SET EXERCISE: Find the lines below that contain the word "Cycle" and count them. Only the number should be given.

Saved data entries

%%

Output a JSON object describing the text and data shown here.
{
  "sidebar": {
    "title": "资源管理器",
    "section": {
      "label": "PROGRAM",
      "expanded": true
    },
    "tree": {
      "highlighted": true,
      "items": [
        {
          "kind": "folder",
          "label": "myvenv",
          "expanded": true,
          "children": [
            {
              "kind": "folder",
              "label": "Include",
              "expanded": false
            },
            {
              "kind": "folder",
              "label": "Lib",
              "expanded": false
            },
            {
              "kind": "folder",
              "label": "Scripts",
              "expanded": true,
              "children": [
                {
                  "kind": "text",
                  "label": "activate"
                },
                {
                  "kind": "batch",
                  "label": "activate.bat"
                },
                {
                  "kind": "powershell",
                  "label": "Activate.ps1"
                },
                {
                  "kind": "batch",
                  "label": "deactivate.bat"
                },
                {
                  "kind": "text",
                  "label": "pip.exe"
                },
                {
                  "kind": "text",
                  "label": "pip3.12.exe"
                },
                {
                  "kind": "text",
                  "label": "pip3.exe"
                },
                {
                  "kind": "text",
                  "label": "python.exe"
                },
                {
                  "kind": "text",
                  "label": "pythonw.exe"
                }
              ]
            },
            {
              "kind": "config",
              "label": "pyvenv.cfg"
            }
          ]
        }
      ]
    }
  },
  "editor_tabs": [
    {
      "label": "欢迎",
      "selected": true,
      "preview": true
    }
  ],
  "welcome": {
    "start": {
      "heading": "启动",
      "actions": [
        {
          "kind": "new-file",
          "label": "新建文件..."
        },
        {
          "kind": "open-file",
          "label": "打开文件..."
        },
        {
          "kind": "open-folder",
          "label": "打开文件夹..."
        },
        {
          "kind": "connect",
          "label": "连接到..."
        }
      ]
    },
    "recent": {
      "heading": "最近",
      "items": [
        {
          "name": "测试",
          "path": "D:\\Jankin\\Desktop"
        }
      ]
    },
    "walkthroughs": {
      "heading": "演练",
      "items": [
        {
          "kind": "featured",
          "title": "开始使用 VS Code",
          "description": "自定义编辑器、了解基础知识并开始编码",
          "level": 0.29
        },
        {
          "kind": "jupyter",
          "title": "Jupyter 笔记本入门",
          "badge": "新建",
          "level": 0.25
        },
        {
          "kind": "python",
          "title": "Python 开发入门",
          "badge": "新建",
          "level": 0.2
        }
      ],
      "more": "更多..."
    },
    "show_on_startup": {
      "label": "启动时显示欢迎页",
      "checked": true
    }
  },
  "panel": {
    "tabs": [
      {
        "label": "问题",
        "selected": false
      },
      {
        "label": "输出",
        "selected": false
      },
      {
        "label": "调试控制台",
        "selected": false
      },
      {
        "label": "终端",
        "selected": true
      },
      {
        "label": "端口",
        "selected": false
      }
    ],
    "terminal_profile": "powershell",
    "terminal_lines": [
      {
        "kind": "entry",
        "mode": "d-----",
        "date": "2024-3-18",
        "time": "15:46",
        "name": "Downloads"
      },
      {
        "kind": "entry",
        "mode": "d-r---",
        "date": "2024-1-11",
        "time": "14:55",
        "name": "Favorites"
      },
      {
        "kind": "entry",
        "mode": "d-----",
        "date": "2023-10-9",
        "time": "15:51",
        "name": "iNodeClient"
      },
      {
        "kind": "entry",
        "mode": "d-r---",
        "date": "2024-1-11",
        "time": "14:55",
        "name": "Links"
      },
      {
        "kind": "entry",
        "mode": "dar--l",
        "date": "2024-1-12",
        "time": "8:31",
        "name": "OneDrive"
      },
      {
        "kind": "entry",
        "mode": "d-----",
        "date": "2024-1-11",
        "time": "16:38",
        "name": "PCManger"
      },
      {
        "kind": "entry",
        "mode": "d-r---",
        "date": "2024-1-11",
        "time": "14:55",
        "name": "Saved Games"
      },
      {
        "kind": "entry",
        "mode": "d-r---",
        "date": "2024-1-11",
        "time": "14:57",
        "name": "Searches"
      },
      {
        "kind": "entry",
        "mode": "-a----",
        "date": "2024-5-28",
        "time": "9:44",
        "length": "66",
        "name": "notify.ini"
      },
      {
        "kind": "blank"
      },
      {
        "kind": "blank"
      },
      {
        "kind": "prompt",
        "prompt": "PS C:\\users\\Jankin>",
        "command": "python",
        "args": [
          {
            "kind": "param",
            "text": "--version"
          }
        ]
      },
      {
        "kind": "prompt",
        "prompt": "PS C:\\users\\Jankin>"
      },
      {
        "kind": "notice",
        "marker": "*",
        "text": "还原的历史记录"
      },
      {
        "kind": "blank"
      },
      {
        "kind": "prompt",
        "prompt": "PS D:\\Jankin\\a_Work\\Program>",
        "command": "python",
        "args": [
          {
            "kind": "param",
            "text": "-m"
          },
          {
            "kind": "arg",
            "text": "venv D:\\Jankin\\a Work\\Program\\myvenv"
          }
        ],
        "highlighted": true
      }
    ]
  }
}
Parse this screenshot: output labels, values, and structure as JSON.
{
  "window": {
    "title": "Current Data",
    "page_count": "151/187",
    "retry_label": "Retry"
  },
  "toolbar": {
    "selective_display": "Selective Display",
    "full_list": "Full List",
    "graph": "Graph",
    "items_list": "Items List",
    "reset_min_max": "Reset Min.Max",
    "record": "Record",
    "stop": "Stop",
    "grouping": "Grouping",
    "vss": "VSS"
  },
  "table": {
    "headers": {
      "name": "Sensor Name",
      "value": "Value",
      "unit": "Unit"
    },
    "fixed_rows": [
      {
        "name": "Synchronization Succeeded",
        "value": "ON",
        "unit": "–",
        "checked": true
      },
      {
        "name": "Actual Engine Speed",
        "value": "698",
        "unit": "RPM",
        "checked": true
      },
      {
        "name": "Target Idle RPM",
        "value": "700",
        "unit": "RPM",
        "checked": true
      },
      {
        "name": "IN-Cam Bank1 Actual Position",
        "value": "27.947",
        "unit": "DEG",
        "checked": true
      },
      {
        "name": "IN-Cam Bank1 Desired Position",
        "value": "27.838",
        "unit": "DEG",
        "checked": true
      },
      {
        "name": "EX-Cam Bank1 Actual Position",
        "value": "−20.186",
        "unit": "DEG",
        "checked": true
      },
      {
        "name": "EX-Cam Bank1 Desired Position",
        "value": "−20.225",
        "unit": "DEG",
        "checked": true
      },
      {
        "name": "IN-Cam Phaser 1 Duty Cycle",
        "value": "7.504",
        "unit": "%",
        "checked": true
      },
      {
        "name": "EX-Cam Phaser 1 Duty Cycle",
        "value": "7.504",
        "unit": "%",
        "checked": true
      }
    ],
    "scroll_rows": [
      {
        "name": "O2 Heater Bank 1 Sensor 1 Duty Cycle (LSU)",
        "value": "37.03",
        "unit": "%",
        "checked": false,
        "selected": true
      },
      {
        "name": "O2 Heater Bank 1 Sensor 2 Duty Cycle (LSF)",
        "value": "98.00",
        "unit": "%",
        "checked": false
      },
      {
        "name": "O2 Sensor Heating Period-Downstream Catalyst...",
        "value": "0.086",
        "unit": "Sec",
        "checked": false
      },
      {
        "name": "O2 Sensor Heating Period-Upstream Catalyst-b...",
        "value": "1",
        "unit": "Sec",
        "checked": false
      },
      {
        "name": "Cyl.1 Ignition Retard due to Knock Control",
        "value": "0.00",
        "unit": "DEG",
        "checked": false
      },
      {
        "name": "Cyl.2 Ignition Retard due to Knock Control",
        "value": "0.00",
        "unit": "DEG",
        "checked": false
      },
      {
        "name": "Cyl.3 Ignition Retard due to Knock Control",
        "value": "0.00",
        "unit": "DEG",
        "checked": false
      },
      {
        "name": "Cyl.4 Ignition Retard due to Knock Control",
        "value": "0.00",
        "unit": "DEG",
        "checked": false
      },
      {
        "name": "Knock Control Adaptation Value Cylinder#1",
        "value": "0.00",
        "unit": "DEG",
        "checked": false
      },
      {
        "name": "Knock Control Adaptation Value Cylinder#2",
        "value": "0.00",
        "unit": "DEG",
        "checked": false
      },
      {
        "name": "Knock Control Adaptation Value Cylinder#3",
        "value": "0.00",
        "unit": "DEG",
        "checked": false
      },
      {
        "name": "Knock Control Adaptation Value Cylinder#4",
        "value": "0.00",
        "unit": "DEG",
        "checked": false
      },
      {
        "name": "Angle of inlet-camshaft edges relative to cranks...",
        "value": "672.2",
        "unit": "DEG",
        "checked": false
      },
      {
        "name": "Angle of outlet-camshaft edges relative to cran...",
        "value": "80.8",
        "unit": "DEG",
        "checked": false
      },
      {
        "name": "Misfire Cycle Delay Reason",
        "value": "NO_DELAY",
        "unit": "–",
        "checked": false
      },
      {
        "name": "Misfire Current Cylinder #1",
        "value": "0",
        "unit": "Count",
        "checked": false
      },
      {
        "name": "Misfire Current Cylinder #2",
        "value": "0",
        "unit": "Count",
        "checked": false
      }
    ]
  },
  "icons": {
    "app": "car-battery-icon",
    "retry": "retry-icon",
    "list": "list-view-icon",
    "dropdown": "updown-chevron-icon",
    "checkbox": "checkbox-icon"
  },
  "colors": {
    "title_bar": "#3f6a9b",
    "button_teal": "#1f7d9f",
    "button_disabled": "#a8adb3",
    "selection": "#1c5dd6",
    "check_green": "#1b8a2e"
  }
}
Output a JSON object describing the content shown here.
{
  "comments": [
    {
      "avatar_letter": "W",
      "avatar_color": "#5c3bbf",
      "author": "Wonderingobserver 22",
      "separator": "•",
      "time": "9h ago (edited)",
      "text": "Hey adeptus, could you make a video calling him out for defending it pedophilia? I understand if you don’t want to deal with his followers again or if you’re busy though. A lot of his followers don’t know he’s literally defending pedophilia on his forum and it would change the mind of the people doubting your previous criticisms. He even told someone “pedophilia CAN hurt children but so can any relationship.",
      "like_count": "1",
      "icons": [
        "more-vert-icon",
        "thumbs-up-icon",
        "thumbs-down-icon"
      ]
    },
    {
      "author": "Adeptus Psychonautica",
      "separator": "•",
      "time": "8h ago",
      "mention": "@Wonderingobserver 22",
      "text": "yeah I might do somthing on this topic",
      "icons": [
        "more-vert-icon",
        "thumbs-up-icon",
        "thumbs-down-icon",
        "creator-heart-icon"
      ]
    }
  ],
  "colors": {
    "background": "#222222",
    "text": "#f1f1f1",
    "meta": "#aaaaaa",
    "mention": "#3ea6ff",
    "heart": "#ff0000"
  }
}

%%

PROBLEM SOLUTION: 5